Description of the task → Go through the records below line by line, counting those that contain the word "Setting"; answer with the count only.

Records provided →
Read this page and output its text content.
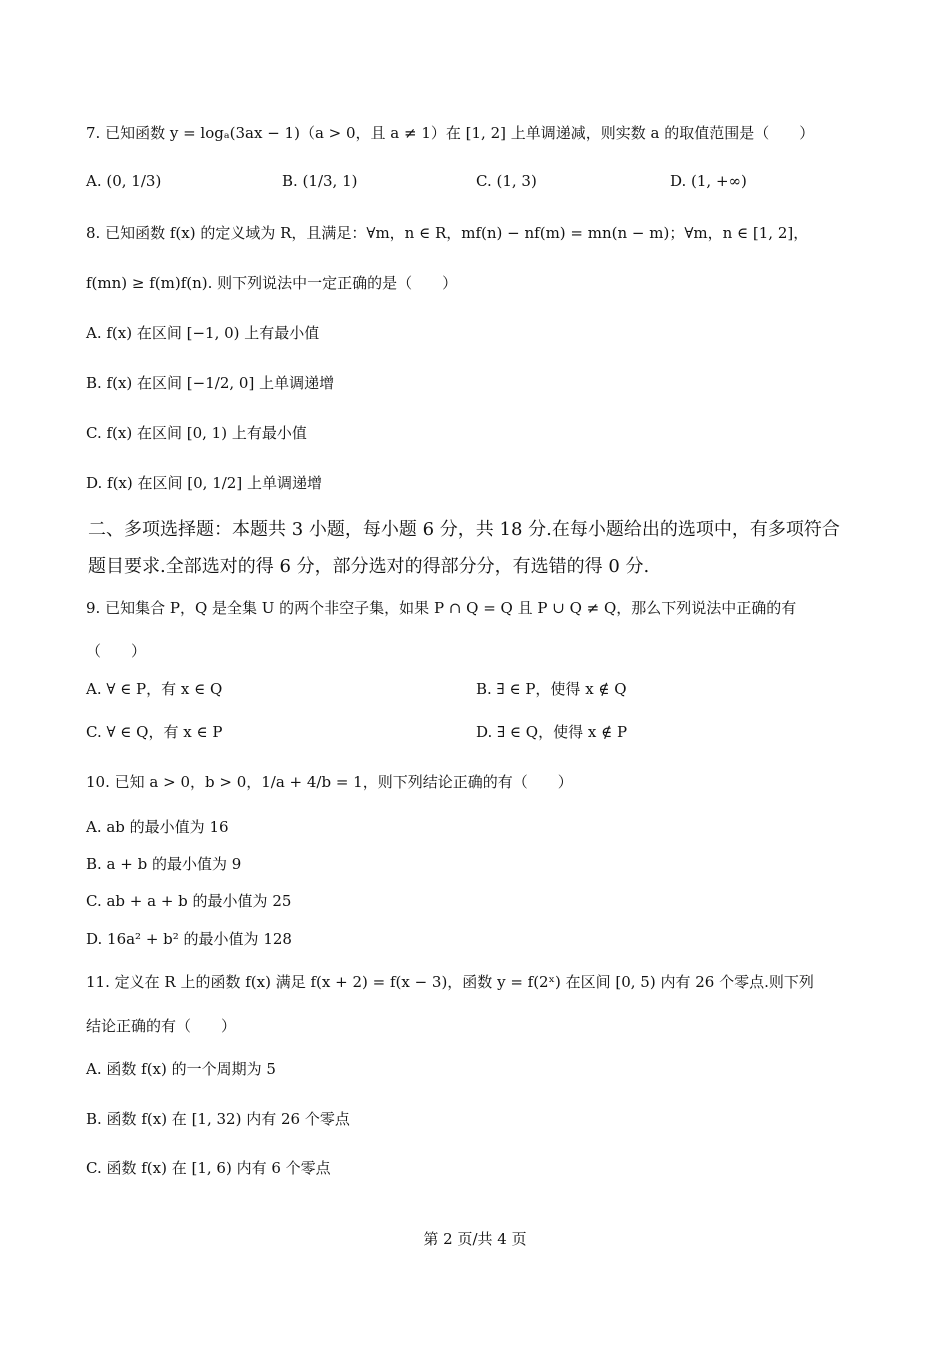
7. 已知函数 y = logₐ(3ax − 1)（a > 0，且 a ≠ 1）在 [1, 2] 上单调递减，则实数 a 的取值范围是（　　）
A. (0, 1/3)	B. (1/3, 1)	C. (1, 3)	D. (1, +∞)
8. 已知函数 f(x) 的定义域为 R，且满足：∀m，n ∈ R，mf(n) − nf(m) = mn(n − m)；∀m，n ∈ [1, 2]，
f(mn) ≥ f(m)f(n). 则下列说法中一定正确的是（　　）
A. f(x) 在区间 [−1, 0) 上有最小值
B. f(x) 在区间 [−1/2, 0] 上单调递增
C. f(x) 在区间 [0, 1) 上有最小值
D. f(x) 在区间 [0, 1/2] 上单调递增
二、多项选择题：本题共 3 小题，每小题 6 分，共 18 分.在每小题给出的选项中，有多项符合
题目要求.全部选对的得 6 分，部分选对的得部分分，有选错的得 0 分.
9. 已知集合 P，Q 是全集 U 的两个非空子集，如果 P ∩ Q = Q 且 P ∪ Q ≠ Q，那么下列说法中正确的有
（　　）
A. ∀ ∈ P，有 x ∈ Q	B. ∃ ∈ P，使得 x ∉ Q
C. ∀ ∈ Q，有 x ∈ P	D. ∃ ∈ Q，使得 x ∉ P
10. 已知 a > 0，b > 0，1/a + 4/b = 1，则下列结论正确的有（　　）
A. ab 的最小值为 16
B. a + b 的最小值为 9
C. ab + a + b 的最小值为 25
D. 16a² + b² 的最小值为 128
11. 定义在 R 上的函数 f(x) 满足 f(x + 2) = f(x − 3)，函数 y = f(2ˣ) 在区间 [0, 5) 内有 26 个零点.则下列
结论正确的有（　　）
A. 函数 f(x) 的一个周期为 5
B. 函数 f(x) 在 [1, 32) 内有 26 个零点
C. 函数 f(x) 在 [1, 6) 内有 6 个零点
第 2 页/共 4 页
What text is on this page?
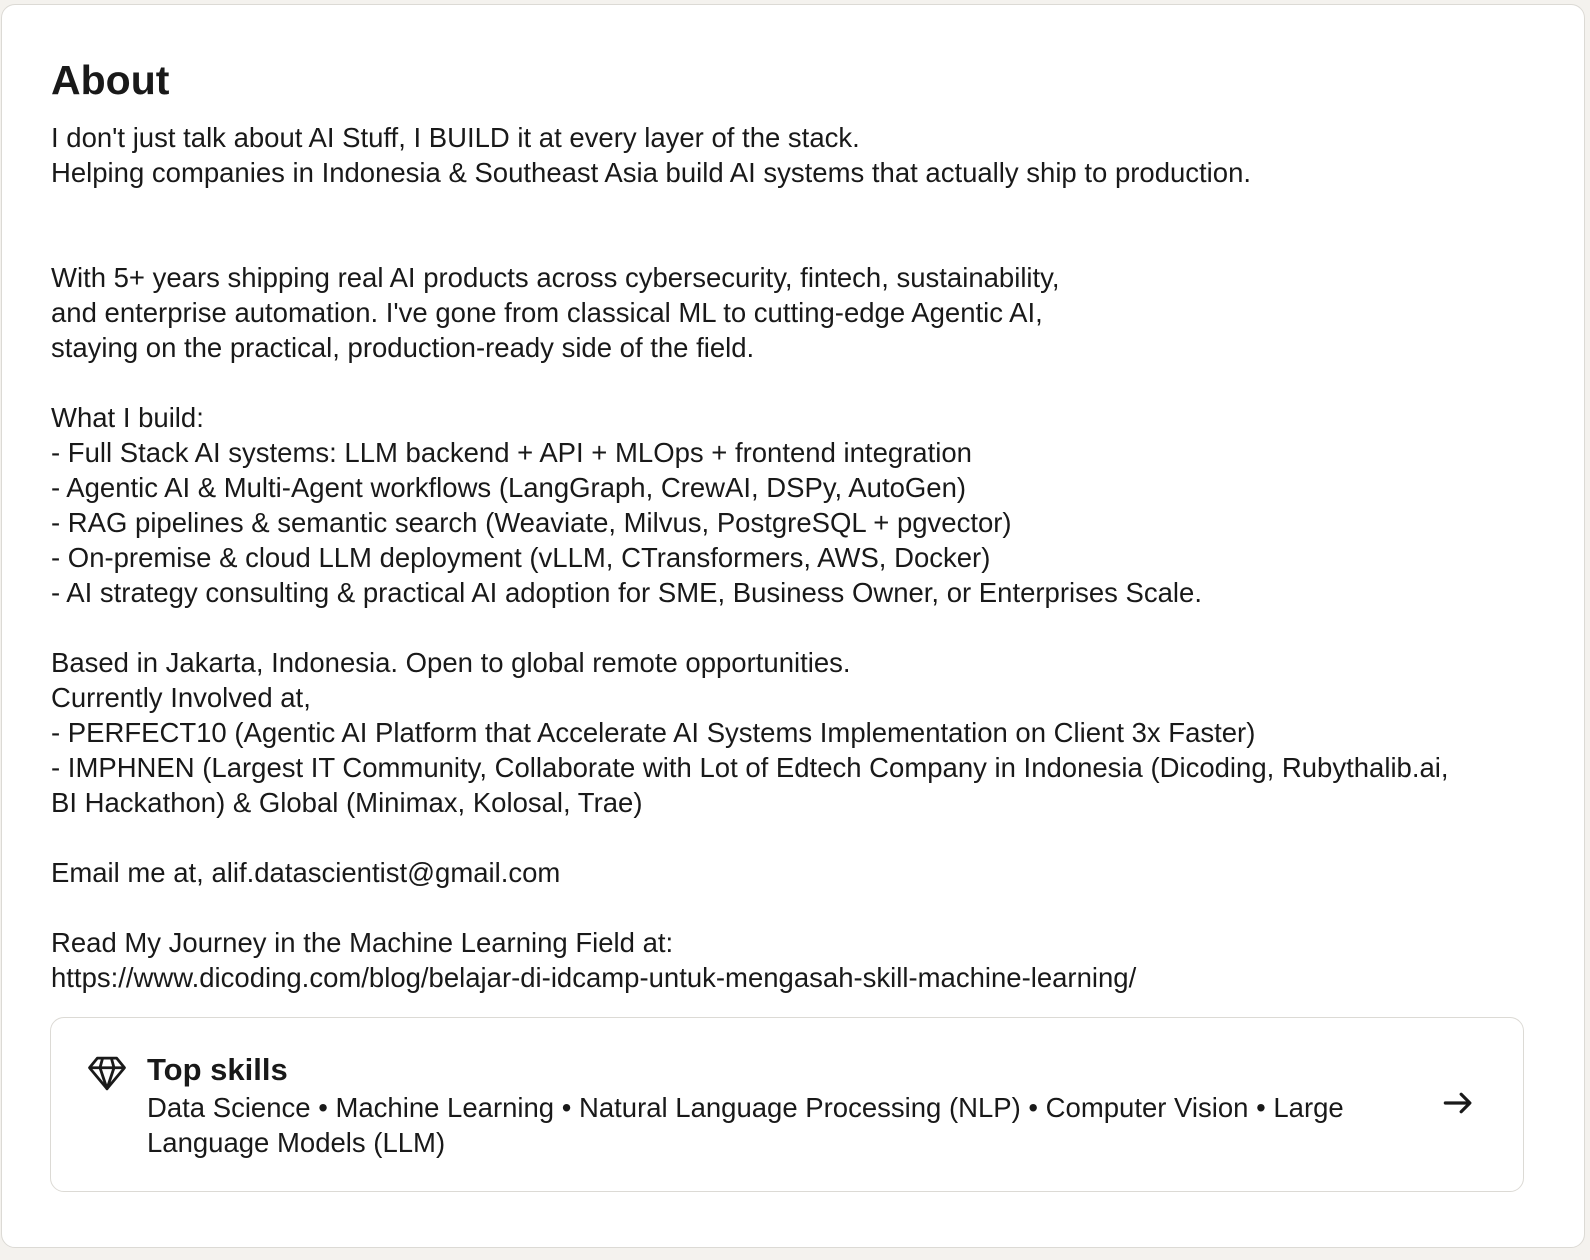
About

I don't just talk about AI Stuff, I BUILD it at every layer of the stack.
Helping companies in Indonesia & Southeast Asia build AI systems that actually ship to production.

With 5+ years shipping real AI products across cybersecurity, fintech, sustainability,
and enterprise automation. I've gone from classical ML to cutting-edge Agentic AI,
staying on the practical, production-ready side of the field.

What I build:
- Full Stack AI systems: LLM backend + API + MLOps + frontend integration
- Agentic AI & Multi-Agent workflows (LangGraph, CrewAI, DSPy, AutoGen)
- RAG pipelines & semantic search (Weaviate, Milvus, PostgreSQL + pgvector)
- On-premise & cloud LLM deployment (vLLM, CTransformers, AWS, Docker)
- AI strategy consulting & practical AI adoption for SME, Business Owner, or Enterprises Scale.

Based in Jakarta, Indonesia. Open to global remote opportunities.
Currently Involved at,
- PERFECT10 (Agentic AI Platform that Accelerate AI Systems Implementation on Client 3x Faster)
- IMPHNEN (Largest IT Community, Collaborate with Lot of Edtech Company in Indonesia (Dicoding, Rubythalib.ai,
BI Hackathon) & Global (Minimax, Kolosal, Trae)

Email me at, alif.datascientist@gmail.com

Read My Journey in the Machine Learning Field at:
https://www.dicoding.com/blog/belajar-di-idcamp-untuk-mengasah-skill-machine-learning/

Top skills
Data Science • Machine Learning • Natural Language Processing (NLP) • Computer Vision • Large Language Models (LLM)
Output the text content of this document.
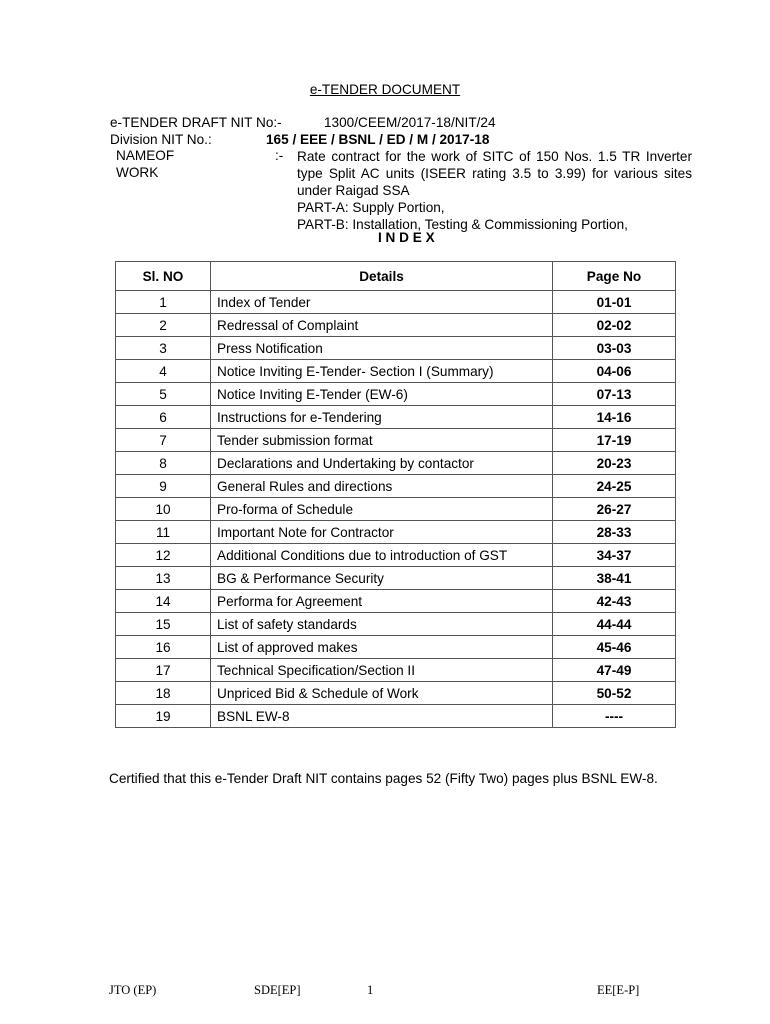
e-TENDER DOCUMENT
e-TENDER DRAFT NIT No:-	1300/CEEM/2017-18/NIT/24
Division NIT No.:	165 / EEE / BSNL / ED / M / 2017-18
NAMEOF
WORK
:- Rate contract for the work of SITC of 150 Nos. 1.5 TR Inverter
type Split AC units (ISEER rating 3.5 to 3.99) for various sites
under Raigad SSA
PART-A: Supply Portion,
PART-B: Installation, Testing & Commissioning Portion,
I N D E X
Sl. NO	Details	Page No
1	Index of Tender	01-01
2	Redressal of Complaint	02-02
3	Press Notification	03-03
4	Notice Inviting E-Tender- Section I (Summary)	04-06
5	Notice Inviting E-Tender (EW-6)	07-13
6	Instructions for e-Tendering	14-16
7	Tender submission format	17-19
8	Declarations and Undertaking by contactor	20-23
9	General Rules and directions	24-25
10	Pro-forma of Schedule	26-27
11	Important Note for Contractor	28-33
12	Additional Conditions due to introduction of GST	34-37
13	BG & Performance Security	38-41
14	Performa for Agreement	42-43
15	List of safety standards	44-44
16	List of approved makes	45-46
17	Technical Specification/Section II	47-49
18	Unpriced Bid & Schedule of Work	50-52
19	BSNL EW-8	----
Certified that this e-Tender Draft NIT contains pages 52 (Fifty Two) pages plus BSNL EW-8.
JTO (EP)	SDE[EP]	1	EE[E-P]
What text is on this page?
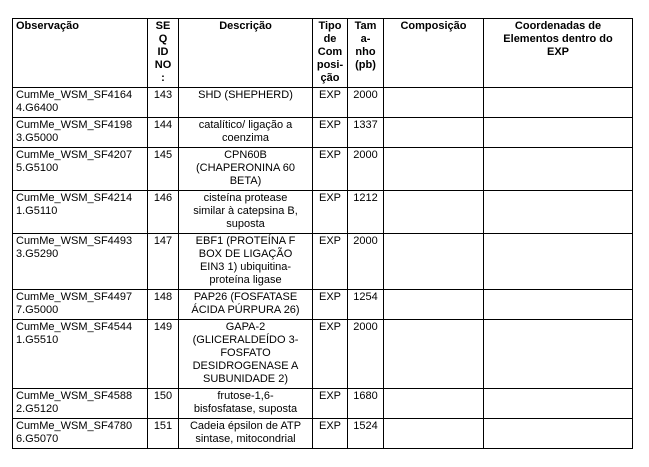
Observação	SE
Q
ID
NO
:	Descrição	Tipo
de
Com
posi-
ção	Tam
a-
nho
(pb)	Composição	Coordenadas de
Elementos dentro do
EXP
CumMe_WSM_SF4164
4.G6400	143	SHD (SHEPHERD)	EXP	2000		
CumMe_WSM_SF4198
3.G5000	144	catalítico/ ligação a
coenzima	EXP	1337		
CumMe_WSM_SF4207
5.G5100	145	CPN60B
(CHAPERONINA 60
BETA)	EXP	2000		
CumMe_WSM_SF4214
1.G5110	146	cisteína protease
similar à catepsina B,
suposta	EXP	1212		
CumMe_WSM_SF4493
3.G5290	147	EBF1 (PROTEÍNA F
BOX DE LIGAÇÃO
EIN3 1) ubiquitina-
proteína ligase	EXP	2000		
CumMe_WSM_SF4497
7.G5000	148	PAP26 (FOSFATASE
ÁCIDA PÚRPURA 26)	EXP	1254		
CumMe_WSM_SF4544
1.G5510	149	GAPA-2
(GLICERALDEÍDO 3-
FOSFATO
DESIDROGENASE A
SUBUNIDADE 2)	EXP	2000		
CumMe_WSM_SF4588
2.G5120	150	frutose-1,6-
bisfosfatase, suposta	EXP	1680		
CumMe_WSM_SF4780
6.G5070	151	Cadeia épsilon de ATP
sintase, mitocondrial	EXP	1524		
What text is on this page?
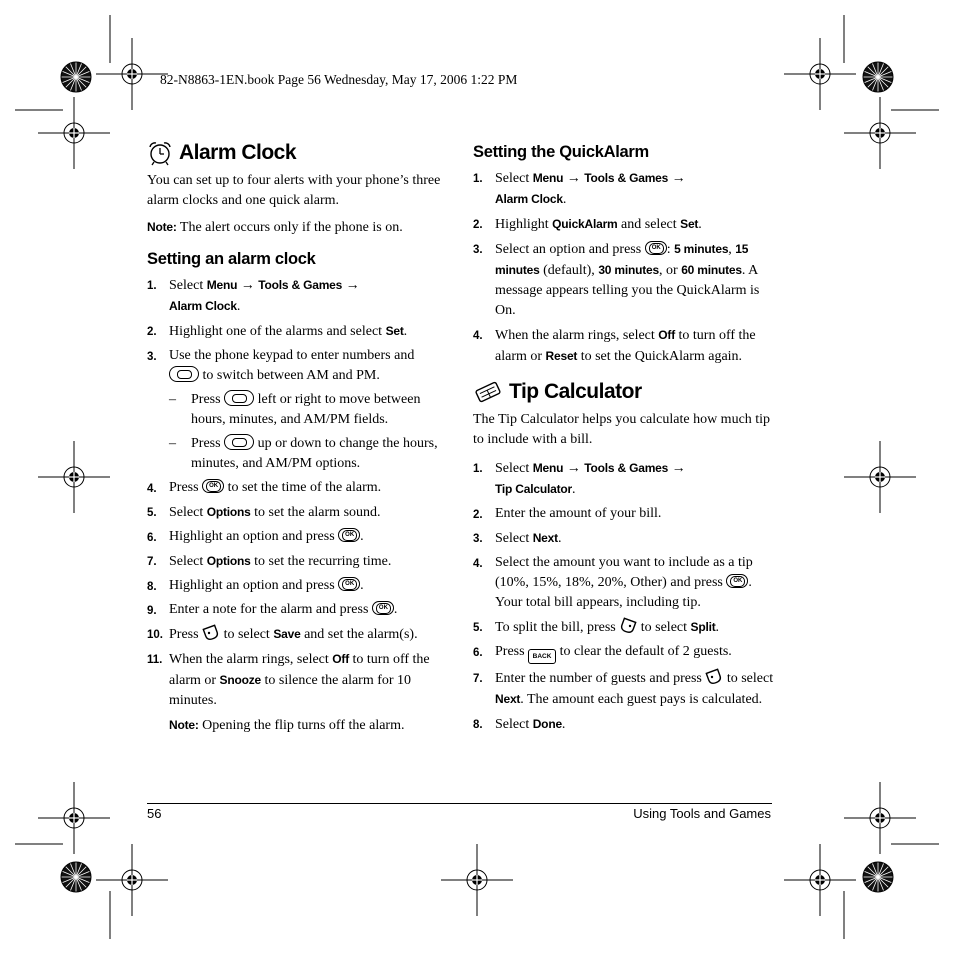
82-N8863-1EN.book Page 56 Wednesday, May 17, 2006 1:22 PM
Alarm Clock

You can set up to four alerts with your phone’s three alarm clocks and one quick alarm.

Note: The alert occurs only if the phone is on.
Setting an alarm clock
1. Select Menu → Tools & Games →
Alarm Clock.
2. Highlight one of the alarms and select Set.
3. Use the phone keypad to enter numbers and

to switch between AM and PM.
– Press
left or right to move between hours, minutes, and AM/PM fields.
– Press
up or down to change the hours, minutes, and AM/PM options.
4. Press	OK to set the time of the alarm.
5. Select Options to set the alarm sound.
6. Highlight an option and press	OK .
7. Select Options to set the recurring time.
8. Highlight an option and press	OK .
9. Enter a note for the alarm and press	OK .
10. Press  to select Save and set the alarm(s).
11. When the alarm rings, select Off to turn off the alarm or Snooze to silence the alarm for 10 minutes.
Note: Opening the flip turns off the alarm.
Setting the QuickAlarm
1. Select Menu → Tools & Games →
Alarm Clock.
2. Highlight QuickAlarm and select Set.
3. Select an option and press	OK : 5 minutes, 15 minutes (default), 30 minutes, or 60 minutes. A message appears telling you the QuickAlarm is On.
4. When the alarm rings, select Off to turn off the alarm or Reset to set the QuickAlarm again.
Tip Calculator

The Tip Calculator helps you calculate how much tip to include with a bill.

1. Select Menu → Tools & Games →
Tip Calculator.
2. Enter the amount of your bill.
3. Select Next.
4. Select the amount you want to include as a tip (10%, 15%, 18%, 20%, Other) and press	OK . Your total bill appears, including tip.
5. To split the bill, press  to select Split.
6. Press BACK to clear the default of 2 guests.
7. Enter the number of guests and press  to select Next. The amount each guest pays is calculated.
8. Select Done.
56	Using Tools and Games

Answer for this exercise → 2